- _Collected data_
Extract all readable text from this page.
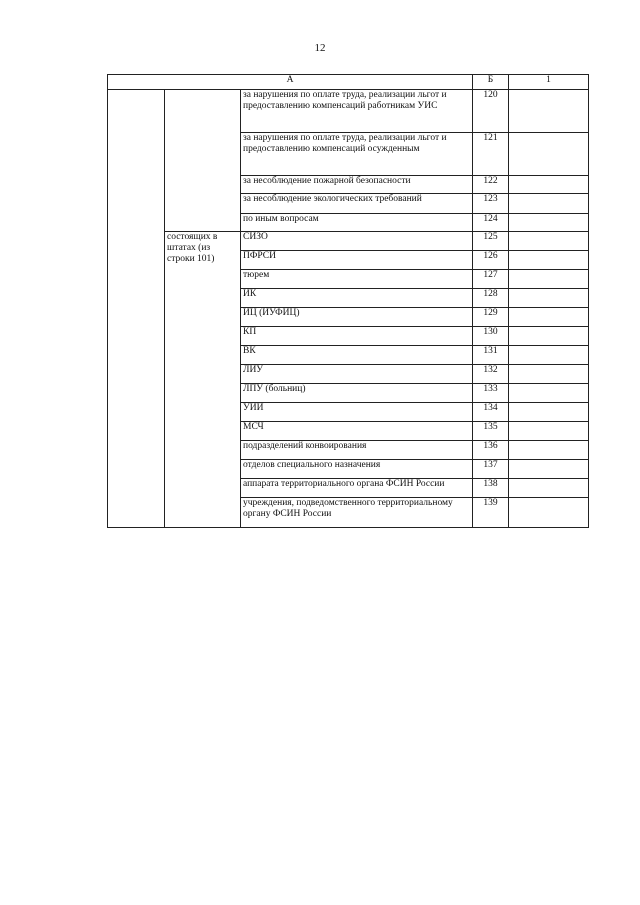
12
А			Б	1
		за нарушения по оплате труда, реализации льгот и предоставлению компенсаций работникам УИС	120	
		за нарушения по оплате труда, реализации льгот и предоставлению компенсаций осужденным	121	
		за несоблюдение пожарной безопасности	122	
		за несоблюдение экологических требований	123	
		по иным вопросам	124	
	состоящих в штатах (из строки 101)	СИЗО	125	
		ПФРСИ	126	
		тюрем	127	
		ИК	128	
		ИЦ (ИУФИЦ)	129	
		КП	130	
		ВК	131	
		ЛИУ	132	
		ЛПУ (больниц)	133	
		УИИ	134	
		МСЧ	135	
		подразделений конвоирования	136	
		отделов специального назначения	137	
		аппарата территориального органа ФСИН России	138	
		учреждения, подведомственного территориальному органу ФСИН России	139	
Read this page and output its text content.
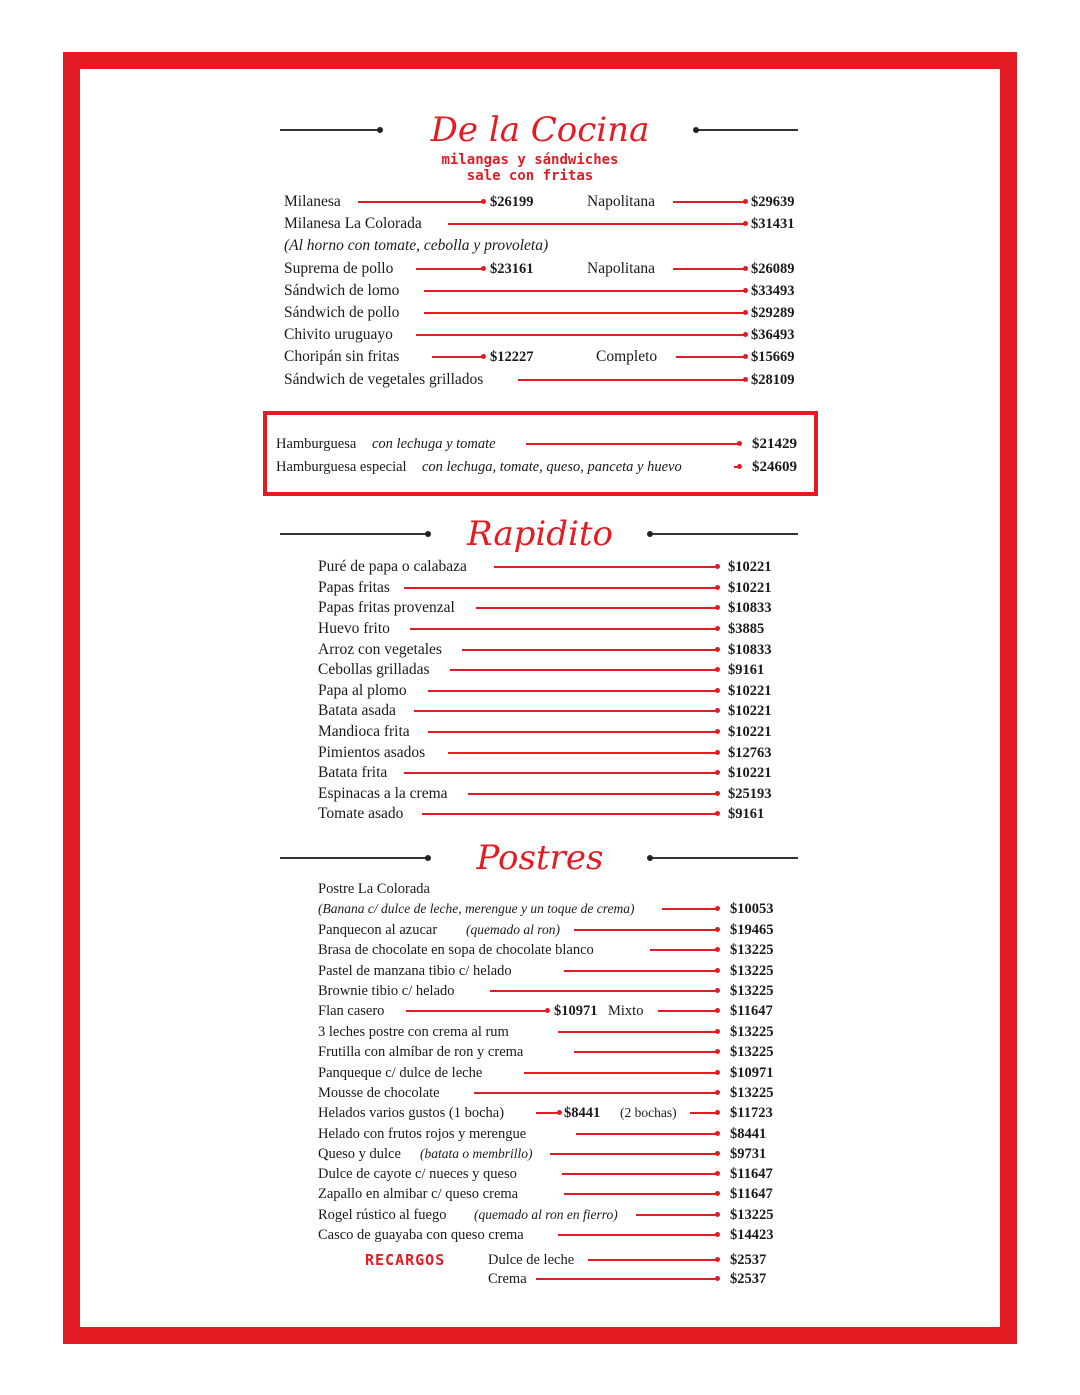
De la Cocina
milangas y sándwiches
sale con fritas
Milanesa	$26199	Napolitana	$29639
Milanesa La Colorada	$31431
(Al horno con tomate, cebolla y provoleta)
Suprema de pollo	$23161	Napolitana	$26089
Sándwich de lomo	$33493
Sándwich de pollo	$29289
Chivito uruguayo	$36493
Choripán sin fritas	$12227	Completo	$15669
Sándwich de vegetales grillados	$28109
Hamburguesa con lechuga y tomate	$21429
Hamburguesa especial con lechuga, tomate, queso, panceta y huevo	$24609
Rapidito
Puré de papa o calabaza	$10221
Papas fritas	$10221
Papas fritas provenzal	$10833
Huevo frito	$3885
Arroz con vegetales	$10833
Cebollas grilladas	$9161
Papa al plomo	$10221
Batata asada	$10221
Mandioca frita	$10221
Pimientos asados	$12763
Batata frita	$10221
Espinacas a la crema	$25193
Tomate asado	$9161
Postres
Postre La Colorada
(Banana c/ dulce de leche, merengue y un toque de crema)	$10053
Panquecon al azucar (quemado al ron)	$19465
Brasa de chocolate en sopa de chocolate blanco	$13225
Pastel de manzana tibio c/ helado	$13225
Brownie tibio c/ helado	$13225
Flan casero	$10971 Mixto	$11647
3 leches postre con crema al rum	$13225
Frutilla con almíbar de ron y crema	$13225
Panqueque c/ dulce de leche	$10971
Mousse de chocolate	$13225
Helados varios gustos (1 bocha)	$8441 (2 bochas)	$11723
Helado con frutos rojos y merengue	$8441
Queso y dulce (batata o membrillo)	$9731
Dulce de cayote c/ nueces y queso	$11647
Zapallo en almibar c/ queso crema	$11647
Rogel rústico al fuego (quemado al ron en fierro)	$13225
Casco de guayaba con queso crema	$14423
RECARGOS	Dulce de leche	$2537
Crema	$2537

- _GOAL_
Images in the records should not be copied. Repeat all the rest exactly.

- _SOLVED EXERCISE_
Extract all readable text from this page.
12
А			Б	1
		за нарушения по оплате труда, реализации льгот и предоставлению компенсаций работникам УИС	120	
		за нарушения по оплате труда, реализации льгот и предоставлению компенсаций осужденным	121	
		за несоблюдение пожарной безопасности	122	
		за несоблюдение экологических требований	123	
		по иным вопросам	124	
	состоящих в штатах (из строки 101)	СИЗО	125	
		ПФРСИ	126	
		тюрем	127	
		ИК	128	
		ИЦ (ИУФИЦ)	129	
		КП	130	
		ВК	131	
		ЛИУ	132	
		ЛПУ (больниц)	133	
		УИИ	134	
		МСЧ	135	
		подразделений конвоирования	136	
		отделов специального назначения	137	
		аппарата территориального органа ФСИН России	138	
		учреждения, подведомственного территориальному органу ФСИН России	139	
Read this page and output its text content.
De la Cocina
milangas y sándwiches
sale con fritas
Milanesa	$26199	Napolitana	$29639
Milanesa La Colorada	$31431
(Al horno con tomate, cebolla y provoleta)
Suprema de pollo	$23161	Napolitana	$26089
Sándwich de lomo	$33493
Sándwich de pollo	$29289
Chivito uruguayo	$36493
Choripán sin fritas	$12227	Completo	$15669
Sándwich de vegetales grillados	$28109
Hamburguesa con lechuga y tomate	$21429
Hamburguesa especial con lechuga, tomate, queso, panceta y huevo	$24609
Rapidito
Puré de papa o calabaza	$10221
Papas fritas	$10221
Papas fritas provenzal	$10833
Huevo frito	$3885
Arroz con vegetales	$10833
Cebollas grilladas	$9161
Papa al plomo	$10221
Batata asada	$10221
Mandioca frita	$10221
Pimientos asados	$12763
Batata frita	$10221
Espinacas a la crema	$25193
Tomate asado	$9161
Postres
Postre La Colorada
(Banana c/ dulce de leche, merengue y un toque de crema)	$10053
Panquecon al azucar (quemado al ron)	$19465
Brasa de chocolate en sopa de chocolate blanco	$13225
Pastel de manzana tibio c/ helado	$13225
Brownie tibio c/ helado	$13225
Flan casero	$10971 Mixto	$11647
3 leches postre con crema al rum	$13225
Frutilla con almíbar de ron y crema	$13225
Panqueque c/ dulce de leche	$10971
Mousse de chocolate	$13225
Helados varios gustos (1 bocha)	$8441 (2 bochas)	$11723
Helado con frutos rojos y merengue	$8441
Queso y dulce (batata o membrillo)	$9731
Dulce de cayote c/ nueces y queso	$11647
Zapallo en almibar c/ queso crema	$11647
Rogel rústico al fuego (quemado al ron en fierro)	$13225
Casco de guayaba con queso crema	$14423
RECARGOS	Dulce de leche	$2537
Crema	$2537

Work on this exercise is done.